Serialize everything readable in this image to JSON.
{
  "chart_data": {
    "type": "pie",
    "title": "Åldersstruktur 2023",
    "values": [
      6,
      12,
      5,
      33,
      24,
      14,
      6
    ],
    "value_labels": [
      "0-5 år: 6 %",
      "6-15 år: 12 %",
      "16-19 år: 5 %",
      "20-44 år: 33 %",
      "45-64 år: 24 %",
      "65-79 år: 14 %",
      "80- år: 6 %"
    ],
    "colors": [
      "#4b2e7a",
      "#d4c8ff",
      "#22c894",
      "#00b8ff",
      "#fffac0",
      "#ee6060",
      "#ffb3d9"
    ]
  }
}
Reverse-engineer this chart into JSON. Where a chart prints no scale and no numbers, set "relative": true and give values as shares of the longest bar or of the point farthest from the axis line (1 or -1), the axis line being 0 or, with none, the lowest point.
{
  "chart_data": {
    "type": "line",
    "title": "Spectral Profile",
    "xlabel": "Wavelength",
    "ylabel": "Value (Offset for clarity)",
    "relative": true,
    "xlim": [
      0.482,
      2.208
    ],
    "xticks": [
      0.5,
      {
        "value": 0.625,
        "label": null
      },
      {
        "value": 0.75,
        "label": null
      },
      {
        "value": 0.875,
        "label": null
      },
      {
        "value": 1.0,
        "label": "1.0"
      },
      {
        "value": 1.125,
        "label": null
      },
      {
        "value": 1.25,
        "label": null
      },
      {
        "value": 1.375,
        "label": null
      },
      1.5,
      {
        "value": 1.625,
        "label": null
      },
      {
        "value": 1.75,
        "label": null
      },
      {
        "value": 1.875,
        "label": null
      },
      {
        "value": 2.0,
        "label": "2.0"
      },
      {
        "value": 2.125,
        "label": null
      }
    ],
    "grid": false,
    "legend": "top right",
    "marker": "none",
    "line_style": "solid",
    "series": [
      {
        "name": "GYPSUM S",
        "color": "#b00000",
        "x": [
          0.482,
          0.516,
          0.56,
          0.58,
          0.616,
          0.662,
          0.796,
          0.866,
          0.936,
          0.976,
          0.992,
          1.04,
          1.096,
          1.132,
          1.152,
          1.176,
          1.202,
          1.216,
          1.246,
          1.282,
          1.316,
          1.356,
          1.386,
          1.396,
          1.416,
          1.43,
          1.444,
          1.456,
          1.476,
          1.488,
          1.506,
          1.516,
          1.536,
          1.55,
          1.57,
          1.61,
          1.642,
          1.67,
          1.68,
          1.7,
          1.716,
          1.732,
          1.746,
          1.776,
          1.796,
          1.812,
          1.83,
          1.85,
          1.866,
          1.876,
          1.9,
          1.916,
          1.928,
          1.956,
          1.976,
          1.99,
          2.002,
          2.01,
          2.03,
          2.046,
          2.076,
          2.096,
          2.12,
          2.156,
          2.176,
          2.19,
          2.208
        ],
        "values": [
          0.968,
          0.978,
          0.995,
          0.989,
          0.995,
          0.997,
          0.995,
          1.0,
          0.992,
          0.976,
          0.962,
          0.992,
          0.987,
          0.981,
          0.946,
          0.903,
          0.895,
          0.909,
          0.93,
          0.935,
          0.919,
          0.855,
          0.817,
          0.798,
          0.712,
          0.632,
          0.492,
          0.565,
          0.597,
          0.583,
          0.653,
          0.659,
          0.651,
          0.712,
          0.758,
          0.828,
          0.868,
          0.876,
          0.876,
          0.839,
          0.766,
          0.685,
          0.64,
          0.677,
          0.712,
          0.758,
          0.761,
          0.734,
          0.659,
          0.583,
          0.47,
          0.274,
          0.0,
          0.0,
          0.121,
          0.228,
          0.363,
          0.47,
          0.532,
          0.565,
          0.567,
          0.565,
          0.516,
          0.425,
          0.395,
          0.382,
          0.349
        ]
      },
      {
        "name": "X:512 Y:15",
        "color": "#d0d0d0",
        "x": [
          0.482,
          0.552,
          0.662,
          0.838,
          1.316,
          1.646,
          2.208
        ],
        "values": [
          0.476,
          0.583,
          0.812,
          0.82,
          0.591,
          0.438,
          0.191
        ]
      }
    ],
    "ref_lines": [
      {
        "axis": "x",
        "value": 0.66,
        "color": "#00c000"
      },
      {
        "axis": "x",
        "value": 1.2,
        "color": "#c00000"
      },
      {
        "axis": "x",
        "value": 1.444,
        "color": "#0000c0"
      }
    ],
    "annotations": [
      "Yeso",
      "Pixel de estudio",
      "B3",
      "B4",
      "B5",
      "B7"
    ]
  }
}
•••
--- What to produce ---
Review the preceding data and report every line that includes the string "true".

--- Full solution ---
Reverse-engineer this chart into JSON. Where a chart prints no scale and no numbers, set "relative": true and give values as shares of the longest bar or of the point farthest from the axis line (1 or -1), the axis line being 0 or, with none, the lowest point.
    "relative": true,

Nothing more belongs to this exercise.